_Data to use_
※
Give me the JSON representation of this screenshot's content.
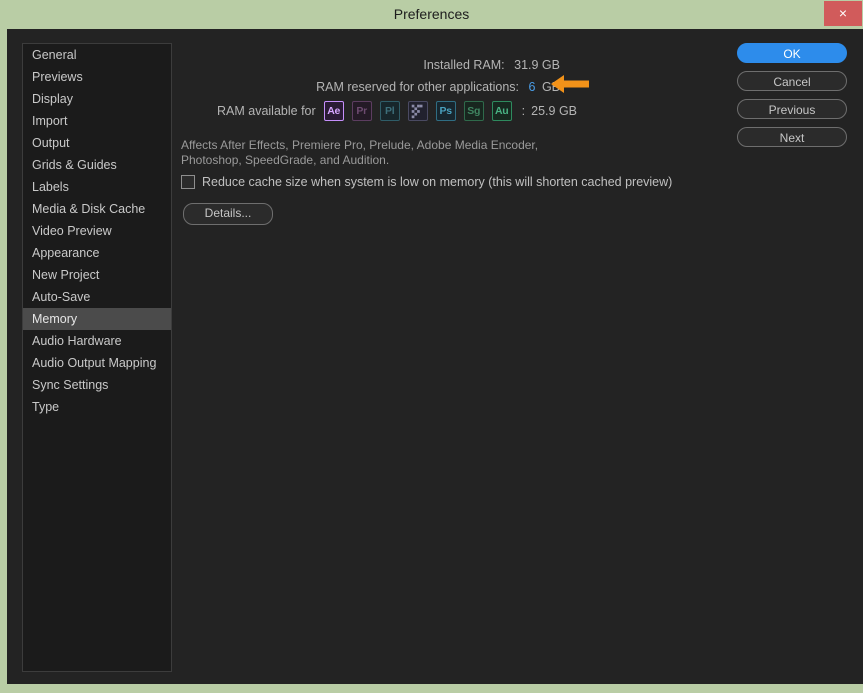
{
  "window": {
    "title": "Preferences",
    "close_label": "×"
  },
  "sidebar": {
    "items": [
      {
        "label": "General",
        "selected": false
      },
      {
        "label": "Previews",
        "selected": false
      },
      {
        "label": "Display",
        "selected": false
      },
      {
        "label": "Import",
        "selected": false
      },
      {
        "label": "Output",
        "selected": false
      },
      {
        "label": "Grids & Guides",
        "selected": false
      },
      {
        "label": "Labels",
        "selected": false
      },
      {
        "label": "Media & Disk Cache",
        "selected": false
      },
      {
        "label": "Video Preview",
        "selected": false
      },
      {
        "label": "Appearance",
        "selected": false
      },
      {
        "label": "New Project",
        "selected": false
      },
      {
        "label": "Auto-Save",
        "selected": false
      },
      {
        "label": "Memory",
        "selected": true
      },
      {
        "label": "Audio Hardware",
        "selected": false
      },
      {
        "label": "Audio Output Mapping",
        "selected": false
      },
      {
        "label": "Sync Settings",
        "selected": false
      },
      {
        "label": "Type",
        "selected": false
      }
    ]
  },
  "memory": {
    "installed_ram_label": "Installed RAM:",
    "installed_ram_value": "31.9 GB",
    "reserved_ram_label": "RAM reserved for other applications:",
    "reserved_ram_value": "6",
    "reserved_ram_unit": "GB",
    "available_label": "RAM available for",
    "available_separator": ":",
    "available_value": "25.9 GB",
    "apps": [
      {
        "code": "Ae",
        "name": "after-effects",
        "style": "ae",
        "active": true
      },
      {
        "code": "Pr",
        "name": "premiere-pro",
        "style": "pr",
        "active": false
      },
      {
        "code": "Pl",
        "name": "prelude",
        "style": "pl",
        "active": false
      },
      {
        "code": "Me",
        "name": "adobe-media-encoder",
        "style": "me",
        "active": false
      },
      {
        "code": "Ps",
        "name": "photoshop",
        "style": "ps",
        "active": false
      },
      {
        "code": "Sg",
        "name": "speedgrade",
        "style": "sg",
        "active": false
      },
      {
        "code": "Au",
        "name": "audition",
        "style": "au",
        "active": false
      }
    ],
    "affects_text": "Affects After Effects, Premiere Pro, Prelude, Adobe Media Encoder, Photoshop, SpeedGrade, and Audition.",
    "reduce_cache_label": "Reduce cache size when system is low on memory (this will shorten cached preview)",
    "reduce_cache_checked": false,
    "details_label": "Details..."
  },
  "buttons": {
    "ok": "OK",
    "cancel": "Cancel",
    "previous": "Previous",
    "next": "Next"
  },
  "annotation": {
    "arrow_color": "#f29219",
    "arrow_direction": "left"
  },
  "colors": {
    "accent": "#2d8ceb",
    "editable_value": "#4a9ee8",
    "window_chrome": "#b9cda5",
    "dialog_bg": "#232323",
    "sidebar_bg": "#1b1b1b",
    "selection": "#4b4b4b",
    "close_button": "#d15b5b"
  }
}
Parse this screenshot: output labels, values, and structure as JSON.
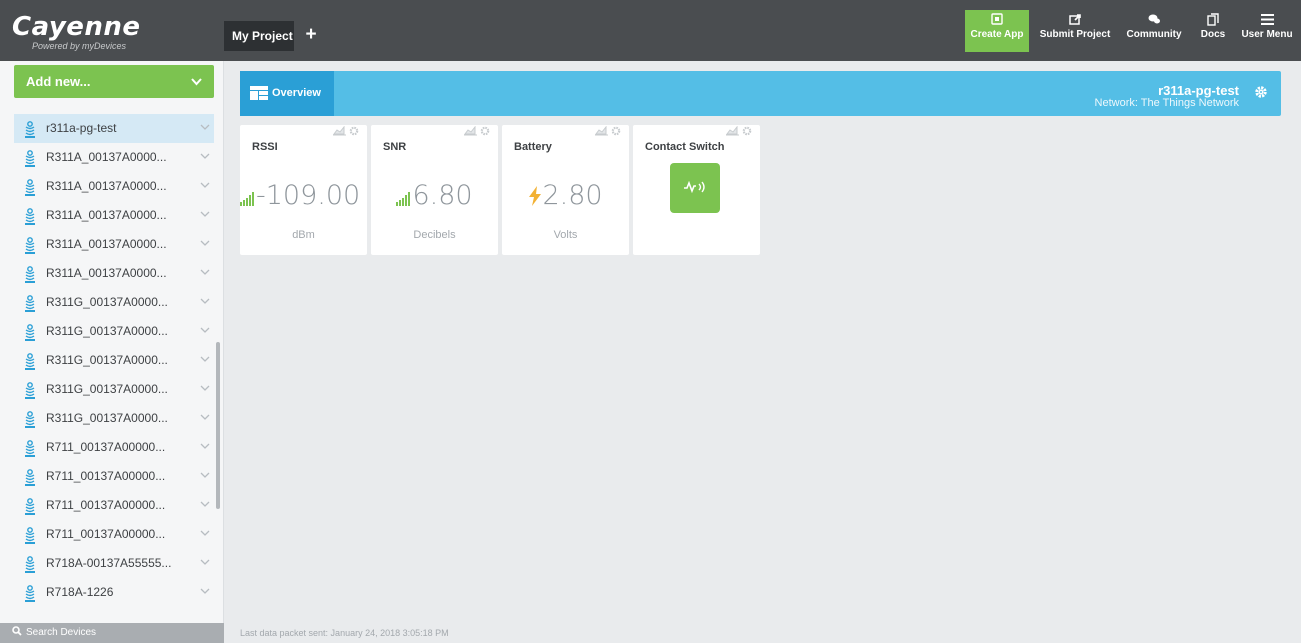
{
  "app": {
    "logo": "Cayenne",
    "logo_sub": "Powered by myDevices",
    "project_tab": "My Project",
    "project_add": "+"
  },
  "nav": {
    "create_app": "Create App",
    "submit_project": "Submit Project",
    "community": "Community",
    "docs": "Docs",
    "user_menu": "User Menu"
  },
  "sidebar": {
    "add_new": "Add new...",
    "devices": [
      "r311a-pg-test",
      "R311A_00137A0000...",
      "R311A_00137A0000...",
      "R311A_00137A0000...",
      "R311A_00137A0000...",
      "R311A_00137A0000...",
      "R311G_00137A0000...",
      "R311G_00137A0000...",
      "R311G_00137A0000...",
      "R311G_00137A0000...",
      "R311G_00137A0000...",
      "R711_00137A00000...",
      "R711_00137A00000...",
      "R711_00137A00000...",
      "R711_00137A00000...",
      "R718A-00137A55555...",
      "R718A-1226"
    ],
    "search": "Search Devices"
  },
  "overview": {
    "tab": "Overview",
    "device_name": "r311a-pg-test",
    "network": "Network: The Things Network"
  },
  "widgets": [
    {
      "title": "RSSI",
      "value": "-109.00",
      "unit": "dBm"
    },
    {
      "title": "SNR",
      "value": "6.80",
      "unit": "Decibels"
    },
    {
      "title": "Battery",
      "value": "2.80",
      "unit": "Volts"
    },
    {
      "title": "Contact Switch"
    }
  ],
  "footer": {
    "last_packet": "Last data packet sent: January 24, 2018 3:05:18 PM"
  },
  "colors": {
    "brand_green": "#7cc350",
    "header_blue": "#54bee6",
    "topbar": "#4a4d50"
  }
}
※
Pull out each line containing the word "style" and copy it.

        "style": "ae",
        "style": "pr",
        "style": "pl",
        "style": "me",
        "style": "ps",
        "style": "sg",
        "style": "au",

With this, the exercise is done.